** Set problem **
Search the listing below for the word "осуществляющей" and copy each line that holds it.

** Listing **

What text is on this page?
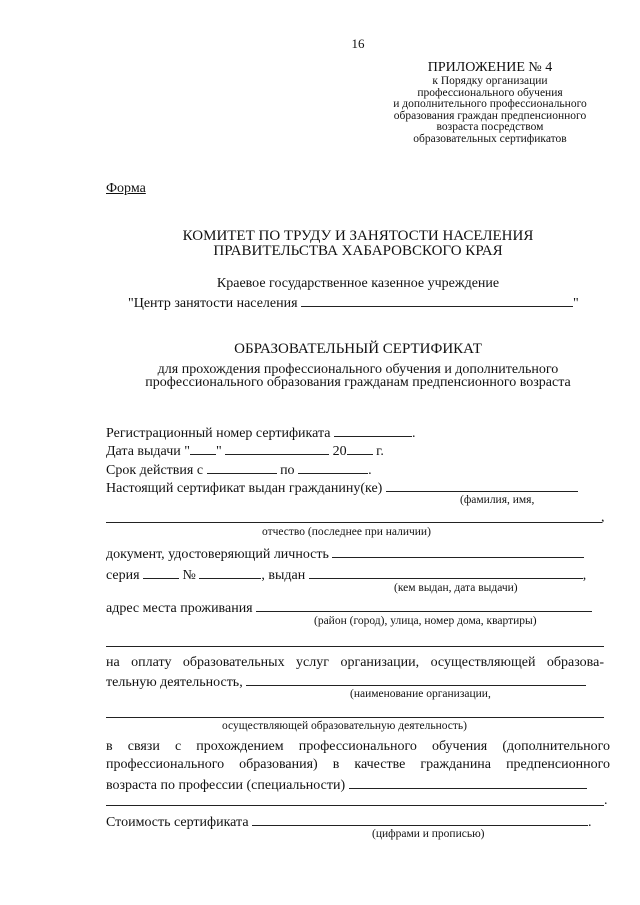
16
ПРИЛОЖЕНИЕ № 4
к Порядку организации
профессионального обучения
и дополнительного профессионального
образования граждан предпенсионного
возраста посредством
образовательных сертификатов
Форма
КОМИТЕТ ПО ТРУДУ И ЗАНЯТОСТИ НАСЕЛЕНИЯ
ПРАВИТЕЛЬСТВА ХАБАРОВСКОГО КРАЯ
Краевое государственное казенное учреждение
"Центр занятости населения	"
ОБРАЗОВАТЕЛЬНЫЙ СЕРТИФИКАТ
для прохождения профессионального обучения и дополнительного
профессионального образования гражданам предпенсионного возраста
Регистрационный номер сертификата	.
Дата выдачи " "	20 г.
Срок действия с	по	.
Настоящий сертификат выдан гражданину(ке)
(фамилия, имя,
,
отчество (последнее при наличии)
документ, удостоверяющий личность
серия	№	, выдан	,
(кем выдан, дата выдачи)
адрес места проживания
(район (город), улица, номер дома, квартиры)
на оплату образовательных услуг организации, осуществляющей образова-
тельную деятельность,
(наименование организации,
осуществляющей образовательную деятельность)
в связи с прохождением профессионального обучения (дополнительного
профессионального образования) в качестве гражданина предпенсионного
возраста по профессии (специальности)
.
Стоимость сертификата	.
(цифрами и прописью)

** Response below **
на оплату образовательных услуг организации, осуществляющей образова-
осуществляющей образовательную деятельность)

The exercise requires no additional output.